# [Written task]
Rewrite the part of the zombie story post below that opens with the words "X3 <3 <3 <3" and closes with "rein him in.", putting "scooter" in place of "motorcycle".

# [Supplied text]
------------
LNH: WikiLull: Pre-Final Epilogue, AKA President Evil #6: A-Pack-O-Lies Now [2/2]
Drew Nilium
pwerdna at gmail.com
Sat Oct 31 20:39:24 PDT 2020
On 10/31/20 8:37 PM, Jeanne Morningstar wrote:
> He grabbed ahold of his book--which I realized was what he was channeling his
> power through, just like Masterplan Lad had his umbrella--
Oh nice.
> But then Masterplan Lad stretched out his umbrella and, in a
> burst of blue light, summoned another hero. I was relieved I had help fighting
> the zombie Valkyries, but kinda ticked off that yet *another* new character had
> been dragged into this storyline.
XD XD XD
> He was, I swear to god, a giant rabbit in a superhero cape. It was Atomic Rabbit
> from the Tooniverse, from before his appearance in Just Another Cascade, I
> *think*. Don't quote me on that.
X3 X3 X3 Of course!!
> "All right, you Nazi zombies, how about a nice atomic punch!" He socked some of
> the Valkyries but they gave as good as they got with their spears. "Kill the
> Rabbit, Kill the Rabbit, Kill the Rabbit, Kill the Rabbit!" they sang, and I
> realized with growing horror that that whole plotline had been brought in just
> for the sake of a really silly joke.
oh my ducking god XD <3 I love you
> But they were being mobbed by the zombie senior citizens,
> who were also still fighting it out with the Random Villains, who were trying to
> explain why they were just a scapegoat for what went wrong with the 2000
> presidential election and the real problem was systemic voter suppression, but
> they were zombies and no one could understand them.
X3 <3 <3 <3
"You cannot--No! No, I can't do this!" He got off his bike and started
> gesticulating wildly. "I'm a real actor! A real actor! I didn't come back from
> the dead just to fight z-list net.heroes in a zombie parody! We need to rewrite
> this storyline so it has emotion! Drama!" A zombie senior citizen started
> gnawing on his motorcycle while Zombie Marlon Brando's zombie PA desperately
> tried to rein him in.
XD XD XD oh my GOD
> "So wait," I said to Masterplan Lad as we dodged zombie valkyrie spears and
> laser blasts, "you're telling me that... this storyline has a character who is
> like, named after Marlon Brando, and the actual undead Marlon Brando, and
> they're not even connected?"
X3 <3
> "Yes." Masterplan Lad somehow buried his face deep in his palm while he was
> duelling a zombie valkyrie with his umbrella. "Yes."
------------
# [Data lines]

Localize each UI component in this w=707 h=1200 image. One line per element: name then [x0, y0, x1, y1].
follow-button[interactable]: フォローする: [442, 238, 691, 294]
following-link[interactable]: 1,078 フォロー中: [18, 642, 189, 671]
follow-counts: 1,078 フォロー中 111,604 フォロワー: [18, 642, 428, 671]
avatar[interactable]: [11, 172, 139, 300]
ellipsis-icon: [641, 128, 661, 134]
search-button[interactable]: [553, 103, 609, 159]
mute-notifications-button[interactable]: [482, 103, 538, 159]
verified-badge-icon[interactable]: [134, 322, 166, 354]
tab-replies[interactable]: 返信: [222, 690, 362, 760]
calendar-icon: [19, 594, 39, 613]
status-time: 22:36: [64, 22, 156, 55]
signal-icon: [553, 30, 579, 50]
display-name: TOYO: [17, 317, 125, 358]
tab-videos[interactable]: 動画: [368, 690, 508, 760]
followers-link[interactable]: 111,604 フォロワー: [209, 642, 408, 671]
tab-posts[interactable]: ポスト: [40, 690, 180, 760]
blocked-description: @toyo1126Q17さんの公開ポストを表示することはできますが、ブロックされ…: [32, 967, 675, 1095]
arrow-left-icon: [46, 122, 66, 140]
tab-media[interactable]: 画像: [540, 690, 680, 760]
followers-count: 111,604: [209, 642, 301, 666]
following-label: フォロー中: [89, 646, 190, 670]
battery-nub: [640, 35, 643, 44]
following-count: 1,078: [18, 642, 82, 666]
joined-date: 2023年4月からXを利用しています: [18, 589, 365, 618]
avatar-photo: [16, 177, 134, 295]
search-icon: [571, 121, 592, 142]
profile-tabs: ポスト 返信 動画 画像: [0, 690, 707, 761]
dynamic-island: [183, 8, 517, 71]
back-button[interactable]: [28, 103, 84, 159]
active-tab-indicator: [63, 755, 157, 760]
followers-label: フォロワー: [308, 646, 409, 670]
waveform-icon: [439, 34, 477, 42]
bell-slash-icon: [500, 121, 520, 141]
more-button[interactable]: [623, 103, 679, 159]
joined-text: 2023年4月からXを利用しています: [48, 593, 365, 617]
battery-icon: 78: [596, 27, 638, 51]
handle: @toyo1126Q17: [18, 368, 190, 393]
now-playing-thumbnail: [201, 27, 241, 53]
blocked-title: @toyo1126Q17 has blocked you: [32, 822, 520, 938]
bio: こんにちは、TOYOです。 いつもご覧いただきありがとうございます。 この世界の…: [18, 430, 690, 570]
------------
# [Exercise answer]
X3 <3 <3 <3
"You cannot--No! No, I can't do this!" He got off his bike and started
> gesticulating wildly. "I'm a real actor! A real actor! I didn't come back from
> the dead just to fight z-list net.heroes in a zombie parody! We need to rewrite
> this storyline so it has emotion! Drama!" A zombie senior citizen started
> gnawing on his scooter while Zombie Marlon Brando's zombie PA desperately
> tried to rein him in.